EXTRACT PROVIDED:
☆ ☆ ☆ ☆
It was 59 years ago, and Stan Crezer still has vivid memories of D-Day. But memories are tricky things: he's talked with two fellow regiment men and the three can't agree exactly where they landed. They're in Courseulles-sur-Mer for the opening of the Juno Beach Centre, a new museum commemorating Canadians at war. It's Crezer's third time back to Juno Beach, but he's no misty-eyed veteran. "I can't see where war has helped anything," he tells Sounds Like Canada. 

Medium: Radio
Program: Sounds Like Canada
Broadcast Date: June 6, 2003
Guest: Stan Crezer
Host: Bernard St. Laurent
Duration: 11:52

Did You know?


• In 2001, when the Juno Beach Centre was still raising construction funds, veterans came forward to demand more support from the Canadian government. The vets themselves had raised nearly $1 million, France had pledged $1 million and the Wal-Mart retail chain kicked in $1.5 million, but the Canadian government's contribution was $250,000. The centre still needed another $2 million to complete the project.
☆ ☆ ☆ ☆
REQUIRED ACTIONS:
**a)** Print the passage of the Juno Beach text word for word, starting with "It was 59 years" and going on through "Did You know?".
**b)** Write what comes next in the text about the D-Day veteran and the Juno Beach Centre, picking up after its last sentence.

DATASET EXTRACT:
☆ ☆ ☆ ☆
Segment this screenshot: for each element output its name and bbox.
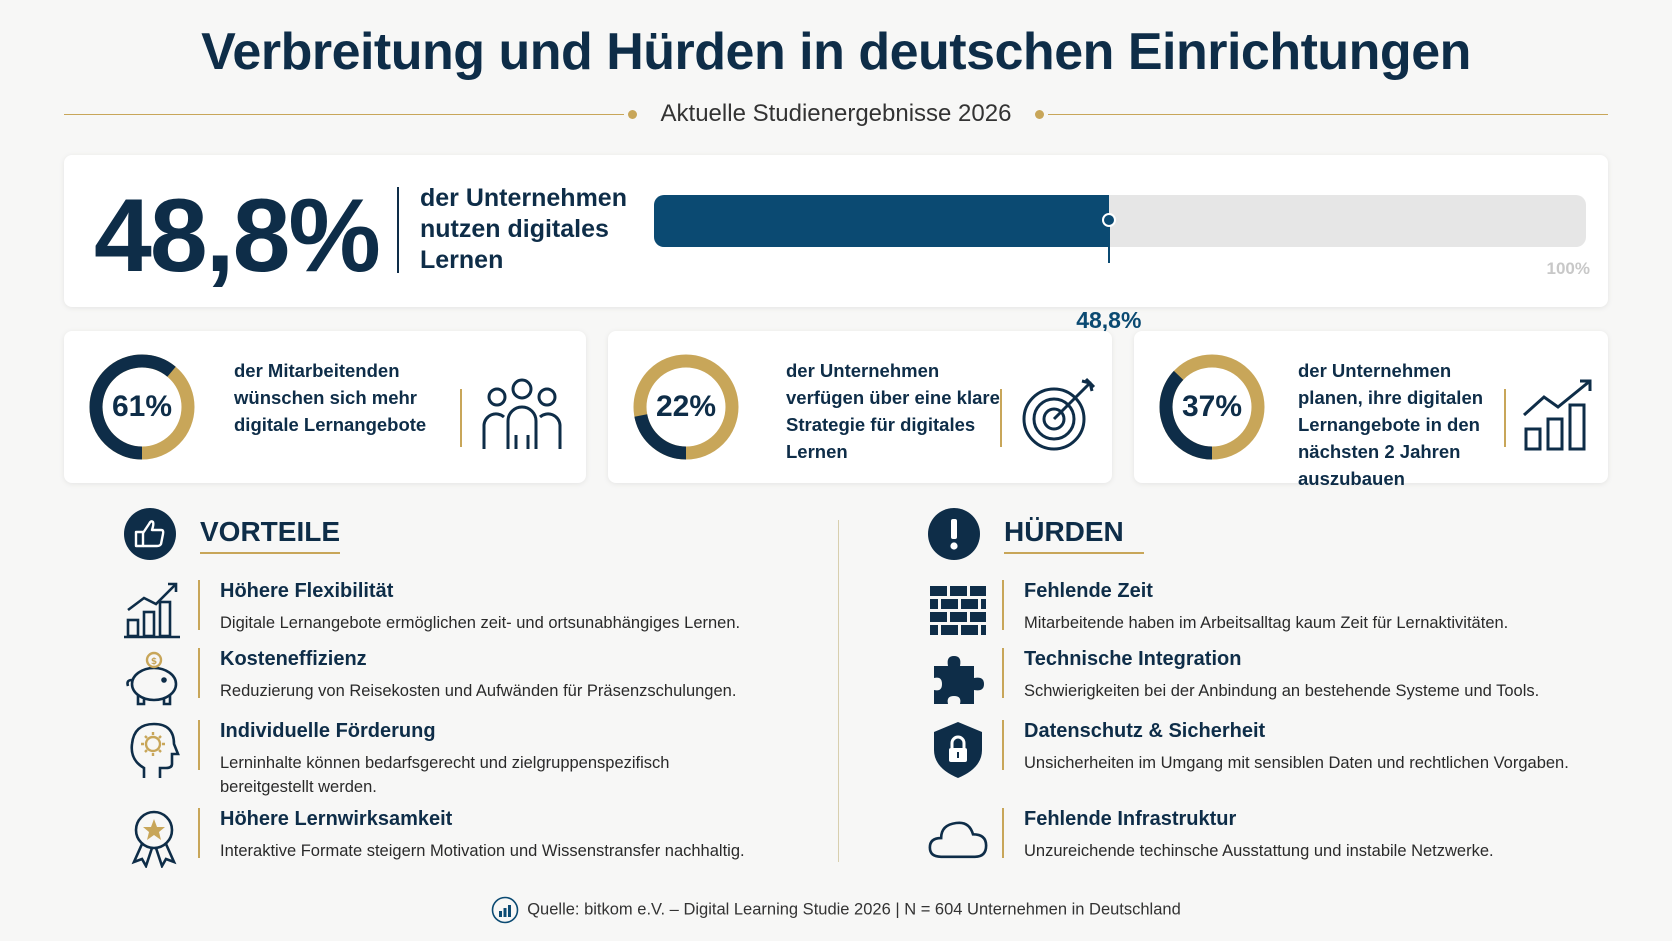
☆ ☆ ☆ ☆
ANSWERS TO THE TASKS:
**a)**
It was 59 years ago, and Stan Crezer still has vivid memories of D-Day. But memories are tricky things: he's talked with two fellow regiment men and the three can't agree exactly where they landed. They're in Courseulles-sur-Mer for the opening of the Juno Beach Centre, a new museum commemorating Canadians at war. It's Crezer's third time back to Juno Beach, but he's no misty-eyed veteran. "I can't see where war has helped anything," he tells Sounds Like Canada. 

Medium: Radio
Program: Sounds Like Canada
Broadcast Date: June 6, 2003
Guest: Stan Crezer
Host: Bernard St. Laurent
Duration: 11:52

Did You know?

**b)**
• By May 2003 the Canadian government had contributed $2.75 million to the Juno Beach Centre, while the provinces of Ontario and British Columbia each donated $1 million. Other jurisdictions donated amounts from $5,000 to $100,000.
• The Juno Beach Centre opened on June 6, 2003. It is open year-round except for the month of January. Admission is 6.5 euros, or about $11 Cdn; it is free to veterans of the Second World War and their widows.
• Slightly inland in Normandy is the village of Reviers, site of the Beny-sur-Mer Canadian War Cemetery. In it are the graves of 2,043 Canadians who died on D-Day and in the subsequent Normandy campaign.
• Veterans Affairs Canada doesn't keep records on how many D-Day veterans are still alive. However, it estimates that of one million Canadians who served in the Second World War, 270,000 are still living as of 2004.